Tally how many lines include "Output". The number is the whole answer.
▼▼▼
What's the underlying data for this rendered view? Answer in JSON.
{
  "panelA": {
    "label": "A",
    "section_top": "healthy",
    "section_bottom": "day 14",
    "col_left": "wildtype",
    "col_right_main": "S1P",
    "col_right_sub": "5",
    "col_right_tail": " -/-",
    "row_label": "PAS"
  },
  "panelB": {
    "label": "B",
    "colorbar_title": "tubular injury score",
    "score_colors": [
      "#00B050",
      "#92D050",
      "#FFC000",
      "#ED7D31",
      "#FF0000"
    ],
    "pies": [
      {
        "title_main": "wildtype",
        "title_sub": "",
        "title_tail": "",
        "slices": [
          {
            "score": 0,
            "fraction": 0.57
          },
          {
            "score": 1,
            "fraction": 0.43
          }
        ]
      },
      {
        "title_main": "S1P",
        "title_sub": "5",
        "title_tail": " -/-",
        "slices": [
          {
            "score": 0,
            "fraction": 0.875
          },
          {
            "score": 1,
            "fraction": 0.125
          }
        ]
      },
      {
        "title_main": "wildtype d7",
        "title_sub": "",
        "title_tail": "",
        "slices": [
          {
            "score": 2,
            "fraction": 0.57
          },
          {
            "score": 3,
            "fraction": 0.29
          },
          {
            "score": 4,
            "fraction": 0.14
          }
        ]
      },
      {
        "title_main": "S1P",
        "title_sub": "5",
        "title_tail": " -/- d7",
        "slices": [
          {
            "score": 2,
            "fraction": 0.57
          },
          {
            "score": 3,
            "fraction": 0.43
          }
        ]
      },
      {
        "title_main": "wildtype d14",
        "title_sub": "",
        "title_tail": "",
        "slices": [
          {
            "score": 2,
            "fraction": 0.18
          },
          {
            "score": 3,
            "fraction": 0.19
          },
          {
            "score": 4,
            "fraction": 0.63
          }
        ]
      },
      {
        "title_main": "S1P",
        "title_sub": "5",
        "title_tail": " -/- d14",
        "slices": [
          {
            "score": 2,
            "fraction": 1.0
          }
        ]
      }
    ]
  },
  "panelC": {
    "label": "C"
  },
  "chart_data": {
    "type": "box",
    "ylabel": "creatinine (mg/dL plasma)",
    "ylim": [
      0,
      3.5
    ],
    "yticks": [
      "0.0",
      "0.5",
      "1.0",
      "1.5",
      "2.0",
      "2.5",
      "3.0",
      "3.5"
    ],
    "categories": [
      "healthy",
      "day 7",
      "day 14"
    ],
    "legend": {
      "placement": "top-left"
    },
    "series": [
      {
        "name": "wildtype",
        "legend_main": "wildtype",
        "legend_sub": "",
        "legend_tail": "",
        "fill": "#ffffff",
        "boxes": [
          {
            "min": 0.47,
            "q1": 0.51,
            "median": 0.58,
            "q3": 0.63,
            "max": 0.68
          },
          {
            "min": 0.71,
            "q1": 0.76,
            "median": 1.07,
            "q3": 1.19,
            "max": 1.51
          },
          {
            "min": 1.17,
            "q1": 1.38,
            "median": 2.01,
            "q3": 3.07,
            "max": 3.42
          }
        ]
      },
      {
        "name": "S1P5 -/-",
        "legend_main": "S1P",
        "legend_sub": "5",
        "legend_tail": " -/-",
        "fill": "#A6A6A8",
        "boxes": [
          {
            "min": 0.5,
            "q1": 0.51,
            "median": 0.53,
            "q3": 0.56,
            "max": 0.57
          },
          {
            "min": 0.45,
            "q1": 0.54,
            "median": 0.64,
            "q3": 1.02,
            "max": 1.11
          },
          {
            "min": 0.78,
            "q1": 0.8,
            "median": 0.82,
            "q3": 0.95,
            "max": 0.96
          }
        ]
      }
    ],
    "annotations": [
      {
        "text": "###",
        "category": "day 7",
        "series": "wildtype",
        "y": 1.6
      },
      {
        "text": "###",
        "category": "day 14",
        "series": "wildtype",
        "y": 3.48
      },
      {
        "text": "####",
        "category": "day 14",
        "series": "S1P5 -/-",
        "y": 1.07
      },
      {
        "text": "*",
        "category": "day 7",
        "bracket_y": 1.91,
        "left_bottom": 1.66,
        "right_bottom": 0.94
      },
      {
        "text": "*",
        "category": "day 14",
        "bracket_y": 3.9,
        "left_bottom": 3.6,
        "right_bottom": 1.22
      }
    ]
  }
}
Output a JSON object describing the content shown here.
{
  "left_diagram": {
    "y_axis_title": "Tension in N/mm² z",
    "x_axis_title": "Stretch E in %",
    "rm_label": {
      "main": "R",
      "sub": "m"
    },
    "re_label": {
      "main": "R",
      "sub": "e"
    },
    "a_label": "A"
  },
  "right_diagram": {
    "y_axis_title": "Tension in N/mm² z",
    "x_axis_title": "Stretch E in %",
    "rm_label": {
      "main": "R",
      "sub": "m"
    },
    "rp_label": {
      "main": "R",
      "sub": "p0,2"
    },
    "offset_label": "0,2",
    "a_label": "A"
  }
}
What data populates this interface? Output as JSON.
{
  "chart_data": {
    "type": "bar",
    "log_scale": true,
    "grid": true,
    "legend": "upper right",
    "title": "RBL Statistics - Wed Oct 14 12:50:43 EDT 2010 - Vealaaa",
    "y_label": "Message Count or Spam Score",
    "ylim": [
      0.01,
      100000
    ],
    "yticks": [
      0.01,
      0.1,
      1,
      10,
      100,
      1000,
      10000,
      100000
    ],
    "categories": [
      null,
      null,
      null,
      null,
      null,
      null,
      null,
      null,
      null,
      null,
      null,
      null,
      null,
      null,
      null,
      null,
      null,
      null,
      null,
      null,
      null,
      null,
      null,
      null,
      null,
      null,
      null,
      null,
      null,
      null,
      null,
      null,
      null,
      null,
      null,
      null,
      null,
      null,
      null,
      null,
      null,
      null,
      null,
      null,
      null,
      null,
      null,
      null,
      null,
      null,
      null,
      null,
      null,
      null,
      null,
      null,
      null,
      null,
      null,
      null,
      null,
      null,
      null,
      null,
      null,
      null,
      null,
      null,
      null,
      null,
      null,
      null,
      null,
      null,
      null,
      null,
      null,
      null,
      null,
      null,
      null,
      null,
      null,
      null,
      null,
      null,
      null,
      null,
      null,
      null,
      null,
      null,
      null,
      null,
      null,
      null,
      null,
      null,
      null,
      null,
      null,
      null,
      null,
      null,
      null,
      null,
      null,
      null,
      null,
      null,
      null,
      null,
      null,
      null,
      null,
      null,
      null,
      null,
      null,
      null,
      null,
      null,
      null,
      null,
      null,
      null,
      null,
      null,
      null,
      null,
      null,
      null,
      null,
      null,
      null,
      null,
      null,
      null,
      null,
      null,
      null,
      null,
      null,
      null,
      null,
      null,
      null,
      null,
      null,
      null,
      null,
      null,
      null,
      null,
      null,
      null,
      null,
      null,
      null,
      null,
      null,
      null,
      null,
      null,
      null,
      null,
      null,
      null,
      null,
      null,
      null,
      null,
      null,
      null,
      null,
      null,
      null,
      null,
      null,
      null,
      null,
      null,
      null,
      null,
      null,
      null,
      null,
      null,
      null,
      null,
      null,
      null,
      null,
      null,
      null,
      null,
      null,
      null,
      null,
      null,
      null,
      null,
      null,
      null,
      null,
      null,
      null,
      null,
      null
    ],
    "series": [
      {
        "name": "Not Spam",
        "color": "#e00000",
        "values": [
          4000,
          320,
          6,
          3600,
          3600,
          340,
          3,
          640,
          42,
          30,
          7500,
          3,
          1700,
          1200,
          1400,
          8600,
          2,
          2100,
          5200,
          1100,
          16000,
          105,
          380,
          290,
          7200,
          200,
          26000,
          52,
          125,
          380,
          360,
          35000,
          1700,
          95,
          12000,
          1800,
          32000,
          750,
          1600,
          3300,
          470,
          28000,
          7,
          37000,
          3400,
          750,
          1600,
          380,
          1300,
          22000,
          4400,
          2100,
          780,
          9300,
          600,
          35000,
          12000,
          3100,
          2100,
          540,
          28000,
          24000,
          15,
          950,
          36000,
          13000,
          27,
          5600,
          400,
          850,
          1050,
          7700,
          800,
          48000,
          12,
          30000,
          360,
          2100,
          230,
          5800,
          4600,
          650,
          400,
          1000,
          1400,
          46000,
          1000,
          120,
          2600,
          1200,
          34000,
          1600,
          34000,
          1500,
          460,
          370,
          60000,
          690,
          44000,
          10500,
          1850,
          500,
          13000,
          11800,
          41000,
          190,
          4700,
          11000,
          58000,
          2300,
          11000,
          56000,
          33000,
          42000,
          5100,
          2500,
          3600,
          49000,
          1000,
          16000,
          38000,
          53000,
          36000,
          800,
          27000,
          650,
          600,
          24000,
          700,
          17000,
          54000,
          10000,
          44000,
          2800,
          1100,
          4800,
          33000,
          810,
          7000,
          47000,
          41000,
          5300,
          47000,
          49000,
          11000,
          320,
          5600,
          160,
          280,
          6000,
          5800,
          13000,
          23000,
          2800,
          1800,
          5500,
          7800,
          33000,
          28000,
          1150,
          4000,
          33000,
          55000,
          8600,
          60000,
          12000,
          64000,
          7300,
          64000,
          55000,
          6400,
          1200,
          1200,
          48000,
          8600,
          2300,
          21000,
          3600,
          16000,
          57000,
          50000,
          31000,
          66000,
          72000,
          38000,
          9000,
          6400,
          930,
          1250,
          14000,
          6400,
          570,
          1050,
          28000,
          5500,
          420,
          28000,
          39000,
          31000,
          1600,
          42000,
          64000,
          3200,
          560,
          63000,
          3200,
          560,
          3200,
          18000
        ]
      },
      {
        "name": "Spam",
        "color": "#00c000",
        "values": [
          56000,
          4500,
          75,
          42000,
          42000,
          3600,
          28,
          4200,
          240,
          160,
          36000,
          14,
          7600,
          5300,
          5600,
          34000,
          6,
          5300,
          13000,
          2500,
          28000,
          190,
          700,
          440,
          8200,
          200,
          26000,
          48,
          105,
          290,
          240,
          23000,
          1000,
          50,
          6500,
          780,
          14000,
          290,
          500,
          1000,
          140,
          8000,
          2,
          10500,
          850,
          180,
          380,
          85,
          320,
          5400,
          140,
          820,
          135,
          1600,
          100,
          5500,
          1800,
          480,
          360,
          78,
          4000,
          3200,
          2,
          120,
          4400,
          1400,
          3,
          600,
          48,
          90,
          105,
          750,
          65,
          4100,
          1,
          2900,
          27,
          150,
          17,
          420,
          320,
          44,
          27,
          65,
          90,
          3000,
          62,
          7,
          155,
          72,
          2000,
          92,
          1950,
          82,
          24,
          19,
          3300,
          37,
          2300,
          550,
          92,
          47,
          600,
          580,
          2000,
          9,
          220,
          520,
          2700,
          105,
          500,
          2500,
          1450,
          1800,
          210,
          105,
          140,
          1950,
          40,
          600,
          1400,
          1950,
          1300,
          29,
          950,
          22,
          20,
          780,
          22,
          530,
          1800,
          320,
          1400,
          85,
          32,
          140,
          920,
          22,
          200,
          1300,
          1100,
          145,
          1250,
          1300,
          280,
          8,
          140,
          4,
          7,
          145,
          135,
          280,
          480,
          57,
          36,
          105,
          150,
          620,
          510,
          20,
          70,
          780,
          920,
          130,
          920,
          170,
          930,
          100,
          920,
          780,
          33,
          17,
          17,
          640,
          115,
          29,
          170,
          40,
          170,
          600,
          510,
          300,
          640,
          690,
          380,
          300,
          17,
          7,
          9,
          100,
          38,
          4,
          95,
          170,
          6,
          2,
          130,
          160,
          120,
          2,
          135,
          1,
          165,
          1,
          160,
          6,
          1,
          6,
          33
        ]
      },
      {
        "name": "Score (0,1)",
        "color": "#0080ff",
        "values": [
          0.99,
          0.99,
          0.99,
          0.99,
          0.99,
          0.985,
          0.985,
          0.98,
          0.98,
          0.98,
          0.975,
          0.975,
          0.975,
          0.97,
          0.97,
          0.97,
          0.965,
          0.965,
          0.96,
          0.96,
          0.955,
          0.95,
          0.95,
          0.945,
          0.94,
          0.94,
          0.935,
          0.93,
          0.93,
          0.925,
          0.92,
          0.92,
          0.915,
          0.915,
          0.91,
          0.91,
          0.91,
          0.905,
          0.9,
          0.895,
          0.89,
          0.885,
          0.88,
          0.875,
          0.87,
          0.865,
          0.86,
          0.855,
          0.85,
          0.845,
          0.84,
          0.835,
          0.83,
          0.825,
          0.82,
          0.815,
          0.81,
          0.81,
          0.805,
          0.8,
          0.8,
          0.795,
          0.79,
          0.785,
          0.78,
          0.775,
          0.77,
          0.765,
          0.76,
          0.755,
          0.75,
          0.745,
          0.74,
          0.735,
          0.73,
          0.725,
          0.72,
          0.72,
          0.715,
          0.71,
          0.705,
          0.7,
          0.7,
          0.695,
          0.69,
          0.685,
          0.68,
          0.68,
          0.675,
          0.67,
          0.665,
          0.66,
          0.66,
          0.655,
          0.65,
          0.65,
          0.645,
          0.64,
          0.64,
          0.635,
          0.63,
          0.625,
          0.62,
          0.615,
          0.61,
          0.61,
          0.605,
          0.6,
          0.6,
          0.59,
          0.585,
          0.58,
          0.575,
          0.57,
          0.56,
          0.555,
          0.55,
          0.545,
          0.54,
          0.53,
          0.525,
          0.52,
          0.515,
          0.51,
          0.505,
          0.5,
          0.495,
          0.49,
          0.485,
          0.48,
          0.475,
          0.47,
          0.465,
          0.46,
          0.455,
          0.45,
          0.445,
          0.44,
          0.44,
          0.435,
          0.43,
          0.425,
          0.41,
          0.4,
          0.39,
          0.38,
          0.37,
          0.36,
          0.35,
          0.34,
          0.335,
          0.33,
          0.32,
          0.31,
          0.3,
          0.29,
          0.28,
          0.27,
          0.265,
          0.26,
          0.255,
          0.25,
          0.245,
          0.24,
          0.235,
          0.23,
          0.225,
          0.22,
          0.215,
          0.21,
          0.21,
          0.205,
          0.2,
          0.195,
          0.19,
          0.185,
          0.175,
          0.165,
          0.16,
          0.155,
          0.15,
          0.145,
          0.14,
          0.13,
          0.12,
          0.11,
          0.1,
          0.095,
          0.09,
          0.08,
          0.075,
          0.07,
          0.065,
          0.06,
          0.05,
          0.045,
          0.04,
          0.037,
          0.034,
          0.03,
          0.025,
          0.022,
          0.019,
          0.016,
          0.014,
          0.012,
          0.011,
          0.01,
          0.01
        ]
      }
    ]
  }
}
▲▲▲
Exercise response
2